───── TEXT SEGMENT ─────

Different Pools, Different Swim Times
Jack Hughes
Posts: 1,262
in General Chat
OK. It could be me just being crap, and it probably is.. but...
How standard are pools?
Up in Bonny Scotland all week. And did venture out into Airdrie (dismal suburb of great Glasgow), and visited the "John Smith" swimming pool.
Quite a nice pool - really really empty of an evening. Which was great as there were no lanes - but as you had about 8ft of space either side, none were needed.
Before my recent Op and suspension of activities, I could regularly do about 28 secs (just as a one of length - stringing 20 of these together is some way off yet!). But in this pool, I found I was taking about 34 secs. And the fastest that I managed to go was 29 secs.
Back to the local pool this a.m. (Home at Last!) And I was back to 28/29 secs - with the fastest at a storming 24 secs.
This leads me to suspect that there must be some variation in the size of the pools - both are supposed to be 25 metres. And as far as I know a Scottish Metre is the same as the Yorkshire one.
On reflection, the John Smith is nice and new and will have been built in Metres. But Bingley pool is old and victorian and probably built in yards.
I've probably answered my own question while typing this. Ho hum.....
But it means my swimming has even further to go than I thought (my training objective for swimming is to be able to do 20 lengths at an average of 30 seconds by September).
How standard are pools?
Up in Bonny Scotland all week. And did venture out into Airdrie (dismal suburb of great Glasgow), and visited the "John Smith" swimming pool.
Quite a nice pool - really really empty of an evening. Which was great as there were no lanes - but as you had about 8ft of space either side, none were needed.

─────

§ DIRECTIONS FOR THIS TASK
Change the forum post about pool sizes, starting with "Before my recent" and going on through "this. Ho hum.....", by replacing "Bingley pool" with "my home pool". The lines come from a separate source.

───── RECORDS SHOWN ─────

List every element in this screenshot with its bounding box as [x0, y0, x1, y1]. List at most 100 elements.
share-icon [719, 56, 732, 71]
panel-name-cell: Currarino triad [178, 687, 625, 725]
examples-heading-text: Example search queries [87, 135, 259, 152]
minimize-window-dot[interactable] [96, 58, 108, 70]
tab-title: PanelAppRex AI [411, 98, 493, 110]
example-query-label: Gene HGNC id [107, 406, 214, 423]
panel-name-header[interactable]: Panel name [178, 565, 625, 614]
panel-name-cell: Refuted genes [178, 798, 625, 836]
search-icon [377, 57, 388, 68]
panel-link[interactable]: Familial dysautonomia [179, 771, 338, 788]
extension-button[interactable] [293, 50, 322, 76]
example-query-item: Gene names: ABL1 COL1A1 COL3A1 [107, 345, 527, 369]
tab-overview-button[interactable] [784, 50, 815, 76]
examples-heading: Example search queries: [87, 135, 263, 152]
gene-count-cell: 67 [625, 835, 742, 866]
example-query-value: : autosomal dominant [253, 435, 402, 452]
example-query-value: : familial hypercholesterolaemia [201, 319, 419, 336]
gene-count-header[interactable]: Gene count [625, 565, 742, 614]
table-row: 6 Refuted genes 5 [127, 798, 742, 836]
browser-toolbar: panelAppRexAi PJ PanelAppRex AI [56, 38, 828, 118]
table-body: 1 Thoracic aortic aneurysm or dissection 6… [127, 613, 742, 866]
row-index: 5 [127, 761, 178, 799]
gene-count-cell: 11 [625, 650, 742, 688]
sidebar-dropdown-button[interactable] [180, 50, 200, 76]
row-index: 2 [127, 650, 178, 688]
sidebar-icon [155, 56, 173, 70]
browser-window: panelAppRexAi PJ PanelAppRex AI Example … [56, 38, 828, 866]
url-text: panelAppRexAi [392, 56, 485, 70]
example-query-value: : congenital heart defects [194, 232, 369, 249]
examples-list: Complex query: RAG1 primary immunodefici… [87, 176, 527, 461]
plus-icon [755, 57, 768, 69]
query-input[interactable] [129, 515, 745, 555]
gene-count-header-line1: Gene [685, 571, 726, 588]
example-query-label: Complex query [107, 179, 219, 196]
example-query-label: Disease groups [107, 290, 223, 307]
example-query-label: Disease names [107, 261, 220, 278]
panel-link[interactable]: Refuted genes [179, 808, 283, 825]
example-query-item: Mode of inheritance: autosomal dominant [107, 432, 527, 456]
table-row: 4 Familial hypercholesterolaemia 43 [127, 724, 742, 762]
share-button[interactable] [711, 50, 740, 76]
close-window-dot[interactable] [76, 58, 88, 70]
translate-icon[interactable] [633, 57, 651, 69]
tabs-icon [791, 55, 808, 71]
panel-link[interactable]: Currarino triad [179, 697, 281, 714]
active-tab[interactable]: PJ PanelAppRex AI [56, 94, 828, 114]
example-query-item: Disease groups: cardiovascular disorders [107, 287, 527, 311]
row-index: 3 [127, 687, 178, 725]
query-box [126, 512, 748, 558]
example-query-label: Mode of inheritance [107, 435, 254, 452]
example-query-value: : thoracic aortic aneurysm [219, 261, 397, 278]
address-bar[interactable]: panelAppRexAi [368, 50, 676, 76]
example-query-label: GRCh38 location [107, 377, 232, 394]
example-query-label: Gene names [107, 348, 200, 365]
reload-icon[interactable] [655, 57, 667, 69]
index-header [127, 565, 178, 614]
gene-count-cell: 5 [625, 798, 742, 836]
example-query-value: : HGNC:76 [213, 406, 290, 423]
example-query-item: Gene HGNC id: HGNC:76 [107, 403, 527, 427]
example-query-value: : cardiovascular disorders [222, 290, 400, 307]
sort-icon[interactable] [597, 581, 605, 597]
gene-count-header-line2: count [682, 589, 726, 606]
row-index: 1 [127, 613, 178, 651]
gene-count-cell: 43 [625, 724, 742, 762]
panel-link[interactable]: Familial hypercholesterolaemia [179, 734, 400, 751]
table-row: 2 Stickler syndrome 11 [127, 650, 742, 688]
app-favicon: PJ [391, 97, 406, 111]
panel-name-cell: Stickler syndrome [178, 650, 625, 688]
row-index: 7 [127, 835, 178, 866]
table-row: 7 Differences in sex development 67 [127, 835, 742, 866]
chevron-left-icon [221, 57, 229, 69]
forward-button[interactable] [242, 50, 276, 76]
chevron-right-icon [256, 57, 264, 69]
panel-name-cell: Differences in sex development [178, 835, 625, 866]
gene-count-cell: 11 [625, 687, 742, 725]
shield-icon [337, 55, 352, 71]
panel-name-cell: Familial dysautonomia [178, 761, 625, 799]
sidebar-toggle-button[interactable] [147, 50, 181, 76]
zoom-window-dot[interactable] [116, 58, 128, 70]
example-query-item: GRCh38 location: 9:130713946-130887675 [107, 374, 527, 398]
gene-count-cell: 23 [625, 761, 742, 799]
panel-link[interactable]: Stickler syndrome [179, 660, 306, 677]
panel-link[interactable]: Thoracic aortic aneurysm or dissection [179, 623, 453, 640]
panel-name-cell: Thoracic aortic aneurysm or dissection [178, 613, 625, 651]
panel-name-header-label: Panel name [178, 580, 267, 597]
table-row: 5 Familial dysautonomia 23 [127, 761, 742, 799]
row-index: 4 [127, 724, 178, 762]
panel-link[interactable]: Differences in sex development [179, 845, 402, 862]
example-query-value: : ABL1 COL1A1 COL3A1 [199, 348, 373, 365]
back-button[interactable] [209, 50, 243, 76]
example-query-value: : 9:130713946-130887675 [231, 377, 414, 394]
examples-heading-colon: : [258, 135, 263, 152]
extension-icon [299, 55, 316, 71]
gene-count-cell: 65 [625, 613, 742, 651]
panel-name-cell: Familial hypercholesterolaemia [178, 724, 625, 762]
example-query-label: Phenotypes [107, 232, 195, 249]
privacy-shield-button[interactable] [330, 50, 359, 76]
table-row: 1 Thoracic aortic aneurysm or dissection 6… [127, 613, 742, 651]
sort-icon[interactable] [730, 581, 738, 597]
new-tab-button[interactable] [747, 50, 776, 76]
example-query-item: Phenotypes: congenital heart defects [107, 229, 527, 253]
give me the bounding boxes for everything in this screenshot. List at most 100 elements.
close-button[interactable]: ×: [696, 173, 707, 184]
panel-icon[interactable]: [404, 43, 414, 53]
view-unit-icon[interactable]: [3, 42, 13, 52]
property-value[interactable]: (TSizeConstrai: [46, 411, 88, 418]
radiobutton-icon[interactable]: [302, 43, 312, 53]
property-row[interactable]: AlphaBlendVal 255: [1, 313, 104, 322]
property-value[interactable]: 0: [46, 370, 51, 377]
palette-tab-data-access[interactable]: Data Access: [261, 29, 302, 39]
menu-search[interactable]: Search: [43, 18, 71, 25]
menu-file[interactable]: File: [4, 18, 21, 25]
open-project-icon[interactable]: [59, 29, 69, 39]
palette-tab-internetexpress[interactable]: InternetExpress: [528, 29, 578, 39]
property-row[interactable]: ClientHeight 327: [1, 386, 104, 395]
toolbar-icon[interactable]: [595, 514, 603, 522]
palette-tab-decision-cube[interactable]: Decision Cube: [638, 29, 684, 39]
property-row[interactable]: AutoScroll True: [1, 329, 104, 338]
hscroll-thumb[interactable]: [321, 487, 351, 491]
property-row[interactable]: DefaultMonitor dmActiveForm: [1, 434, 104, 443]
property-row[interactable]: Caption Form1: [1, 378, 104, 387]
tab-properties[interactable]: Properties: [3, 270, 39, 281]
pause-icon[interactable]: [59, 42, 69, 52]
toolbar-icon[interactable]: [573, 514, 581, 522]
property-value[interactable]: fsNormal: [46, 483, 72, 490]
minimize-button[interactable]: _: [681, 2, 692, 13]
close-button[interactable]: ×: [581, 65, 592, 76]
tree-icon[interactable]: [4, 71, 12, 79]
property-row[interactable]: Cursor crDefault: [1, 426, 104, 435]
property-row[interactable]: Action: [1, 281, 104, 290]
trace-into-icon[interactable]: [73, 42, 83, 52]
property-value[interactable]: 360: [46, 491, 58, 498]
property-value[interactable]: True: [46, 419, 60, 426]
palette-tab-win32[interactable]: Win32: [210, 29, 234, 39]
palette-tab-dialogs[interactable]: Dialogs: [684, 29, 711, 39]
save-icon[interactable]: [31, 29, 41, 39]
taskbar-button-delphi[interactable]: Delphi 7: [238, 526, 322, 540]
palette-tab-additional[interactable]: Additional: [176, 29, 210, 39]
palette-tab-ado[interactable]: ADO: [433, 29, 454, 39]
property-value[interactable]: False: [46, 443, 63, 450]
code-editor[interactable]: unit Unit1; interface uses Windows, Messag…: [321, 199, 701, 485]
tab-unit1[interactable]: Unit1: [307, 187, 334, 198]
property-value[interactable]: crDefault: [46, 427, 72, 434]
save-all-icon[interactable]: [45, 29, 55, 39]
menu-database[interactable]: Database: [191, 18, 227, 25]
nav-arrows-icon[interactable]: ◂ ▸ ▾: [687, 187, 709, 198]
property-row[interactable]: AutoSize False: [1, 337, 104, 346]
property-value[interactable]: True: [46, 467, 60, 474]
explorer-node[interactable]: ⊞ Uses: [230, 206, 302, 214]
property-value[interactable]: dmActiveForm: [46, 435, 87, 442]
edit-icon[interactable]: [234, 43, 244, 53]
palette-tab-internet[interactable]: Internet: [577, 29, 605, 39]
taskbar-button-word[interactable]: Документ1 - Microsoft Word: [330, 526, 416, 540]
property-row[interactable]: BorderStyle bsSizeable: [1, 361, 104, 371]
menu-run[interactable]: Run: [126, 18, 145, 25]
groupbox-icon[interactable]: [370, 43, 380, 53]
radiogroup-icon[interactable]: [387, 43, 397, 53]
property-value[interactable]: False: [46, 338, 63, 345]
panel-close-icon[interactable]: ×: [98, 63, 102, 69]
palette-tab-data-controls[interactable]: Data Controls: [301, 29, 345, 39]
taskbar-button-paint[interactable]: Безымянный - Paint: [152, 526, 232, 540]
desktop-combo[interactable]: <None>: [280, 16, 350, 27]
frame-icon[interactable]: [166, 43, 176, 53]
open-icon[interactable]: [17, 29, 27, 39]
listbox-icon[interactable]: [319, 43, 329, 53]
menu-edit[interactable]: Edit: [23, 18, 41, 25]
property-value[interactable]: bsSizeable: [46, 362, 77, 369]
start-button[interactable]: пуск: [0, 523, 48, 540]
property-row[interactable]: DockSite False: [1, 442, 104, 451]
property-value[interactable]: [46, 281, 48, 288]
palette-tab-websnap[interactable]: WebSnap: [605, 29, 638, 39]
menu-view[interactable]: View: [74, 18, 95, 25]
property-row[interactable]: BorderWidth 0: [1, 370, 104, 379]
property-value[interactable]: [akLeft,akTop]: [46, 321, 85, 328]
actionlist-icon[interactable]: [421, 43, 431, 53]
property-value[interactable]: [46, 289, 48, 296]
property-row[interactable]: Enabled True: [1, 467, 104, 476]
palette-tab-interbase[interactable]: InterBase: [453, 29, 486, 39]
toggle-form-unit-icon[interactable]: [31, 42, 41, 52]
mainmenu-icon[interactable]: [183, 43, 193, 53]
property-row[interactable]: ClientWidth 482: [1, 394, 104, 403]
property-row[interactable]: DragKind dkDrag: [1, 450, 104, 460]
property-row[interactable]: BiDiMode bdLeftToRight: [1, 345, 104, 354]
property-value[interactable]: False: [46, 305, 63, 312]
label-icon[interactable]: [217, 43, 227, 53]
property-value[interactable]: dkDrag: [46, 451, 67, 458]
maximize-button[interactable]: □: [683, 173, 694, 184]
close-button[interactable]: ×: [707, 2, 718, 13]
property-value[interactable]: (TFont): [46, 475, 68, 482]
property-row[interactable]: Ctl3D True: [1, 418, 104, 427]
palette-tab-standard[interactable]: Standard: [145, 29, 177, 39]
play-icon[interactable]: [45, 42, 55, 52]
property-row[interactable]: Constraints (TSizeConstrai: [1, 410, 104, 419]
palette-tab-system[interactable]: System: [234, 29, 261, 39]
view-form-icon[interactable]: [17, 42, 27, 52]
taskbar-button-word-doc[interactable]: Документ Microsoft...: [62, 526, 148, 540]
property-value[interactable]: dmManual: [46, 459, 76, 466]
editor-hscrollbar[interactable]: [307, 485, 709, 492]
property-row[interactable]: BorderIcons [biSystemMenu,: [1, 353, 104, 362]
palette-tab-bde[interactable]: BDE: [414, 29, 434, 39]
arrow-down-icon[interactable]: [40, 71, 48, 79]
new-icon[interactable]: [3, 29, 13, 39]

─────

§ WORKED SOLUTION
Before my recent Op and suspension of activities, I could regularly do about 28 secs (just as a one of length - stringing 20 of these together is some way off yet!). But in this pool, I found I was taking about 34 secs. And the fastest that I managed to go was 29 secs.
Back to the local pool this a.m. (Home at Last!) And I was back to 28/29 secs - with the fastest at a storming 24 secs.
This leads me to suspect that there must be some variation in the size of the pools - both are supposed to be 25 metres. And as far as I know a Scottish Metre is the same as the Yorkshire one.
On reflection, the John Smith is nice and new and will have been built in Metres. But my home pool is old and victorian and probably built in yards.
I've probably answered my own question while typing this. Ho hum.....